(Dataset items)
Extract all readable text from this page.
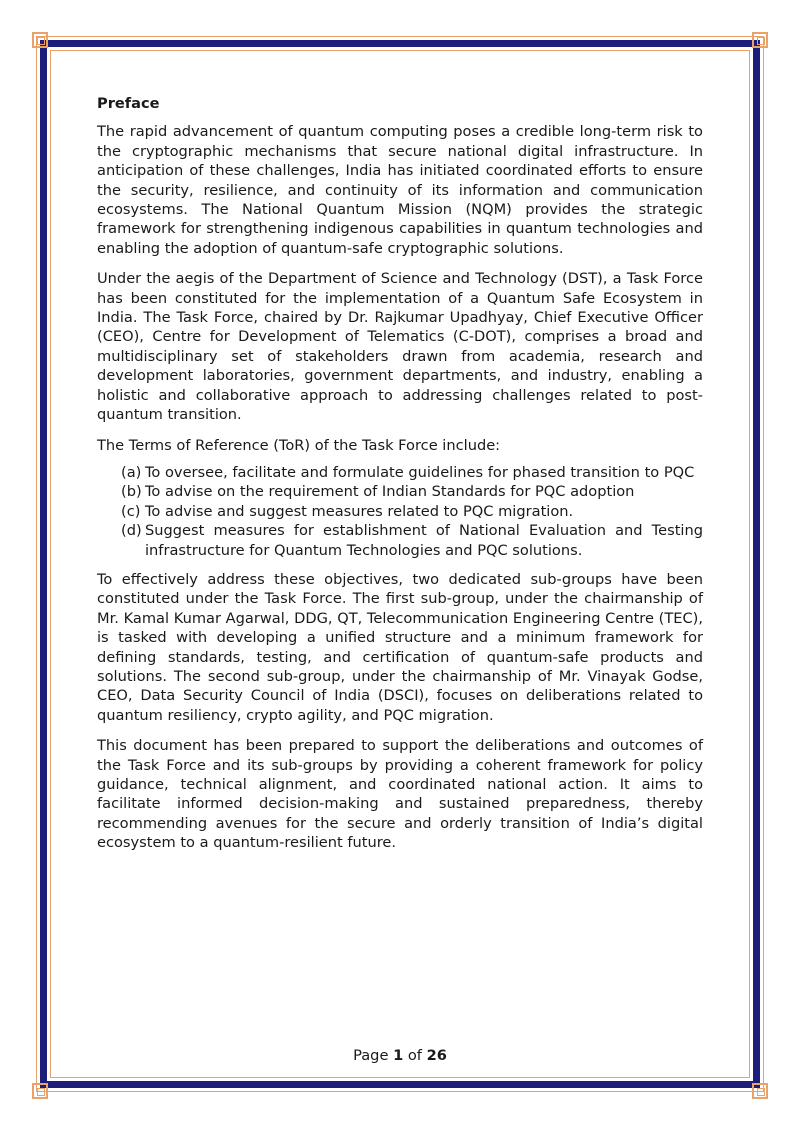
Preface

The rapid advancement of quantum computing poses a credible long-term risk to the cryptographic mechanisms that secure national digital infrastructure. In anticipation of these challenges, India has initiated coordinated efforts to ensure the security, resilience, and continuity of its information and communication ecosystems. The National Quantum Mission (NQM) provides the strategic framework for strengthening indigenous capabilities in quantum technologies and enabling the adoption of quantum-safe cryptographic solutions.

Under the aegis of the Department of Science and Technology (DST), a Task Force has been constituted for the implementation of a Quantum Safe Ecosystem in India. The Task Force, chaired by Dr. Rajkumar Upadhyay, Chief Executive Officer (CEO), Centre for Development of Telematics (C-DOT), comprises a broad and multidisciplinary set of stakeholders drawn from academia, research and development laboratories, government departments, and industry, enabling a holistic and collaborative approach to addressing challenges related to post-quantum transition.

The Terms of Reference (ToR) of the Task Force include:

(a) To oversee, facilitate and formulate guidelines for phased transition to PQC
(b) To advise on the requirement of Indian Standards for PQC adoption
(c) To advise and suggest measures related to PQC migration.
(d) Suggest measures for establishment of National Evaluation and Testing infrastructure for Quantum Technologies and PQC solutions.

To effectively address these objectives, two dedicated sub-groups have been constituted under the Task Force. The first sub-group, under the chairmanship of Mr. Kamal Kumar Agarwal, DDG, QT, Telecommunication Engineering Centre (TEC), is tasked with developing a unified structure and a minimum framework for defining standards, testing, and certification of quantum-safe products and solutions. The second sub-group, under the chairmanship of Mr. Vinayak Godse, CEO, Data Security Council of India (DSCI), focuses on deliberations related to quantum resiliency, crypto agility, and PQC migration.

This document has been prepared to support the deliberations and outcomes of the Task Force and its sub-groups by providing a coherent framework for policy guidance, technical alignment, and coordinated national action. It aims to facilitate informed decision-making and sustained preparedness, thereby recommending avenues for the secure and orderly transition of India’s digital ecosystem to a quantum-resilient future.

Page 1 of 26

[YOUR GOAL]:
In your copy of the records, include no pictures; repeat everything else exactly.

[EXERCISE ANSWER]:
Extract all readable text from this page.
Preface

The rapid advancement of quantum computing poses a credible long-term risk to the cryptographic mechanisms that secure national digital infrastructure. In anticipation of these challenges, India has initiated coordinated efforts to ensure the security, resilience, and continuity of its information and communication ecosystems. The National Quantum Mission (NQM) provides the strategic framework for strengthening indigenous capabilities in quantum technologies and enabling the adoption of quantum-safe cryptographic solutions.

Under the aegis of the Department of Science and Technology (DST), a Task Force has been constituted for the implementation of a Quantum Safe Ecosystem in India. The Task Force, chaired by Dr. Rajkumar Upadhyay, Chief Executive Officer (CEO), Centre for Development of Telematics (C-DOT), comprises a broad and multidisciplinary set of stakeholders drawn from academia, research and development laboratories, government departments, and industry, enabling a holistic and collaborative approach to addressing challenges related to post-quantum transition.

The Terms of Reference (ToR) of the Task Force include:

(a) To oversee, facilitate and formulate guidelines for phased transition to PQC
(b) To advise on the requirement of Indian Standards for PQC adoption
(c) To advise and suggest measures related to PQC migration.
(d) Suggest measures for establishment of National Evaluation and Testing infrastructure for Quantum Technologies and PQC solutions.

To effectively address these objectives, two dedicated sub-groups have been constituted under the Task Force. The first sub-group, under the chairmanship of Mr. Kamal Kumar Agarwal, DDG, QT, Telecommunication Engineering Centre (TEC), is tasked with developing a unified structure and a minimum framework for defining standards, testing, and certification of quantum-safe products and solutions. The second sub-group, under the chairmanship of Mr. Vinayak Godse, CEO, Data Security Council of India (DSCI), focuses on deliberations related to quantum resiliency, crypto agility, and PQC migration.

This document has been prepared to support the deliberations and outcomes of the Task Force and its sub-groups by providing a coherent framework for policy guidance, technical alignment, and coordinated national action. It aims to facilitate informed decision-making and sustained preparedness, thereby recommending avenues for the secure and orderly transition of India’s digital ecosystem to a quantum-resilient future.

Page 1 of 26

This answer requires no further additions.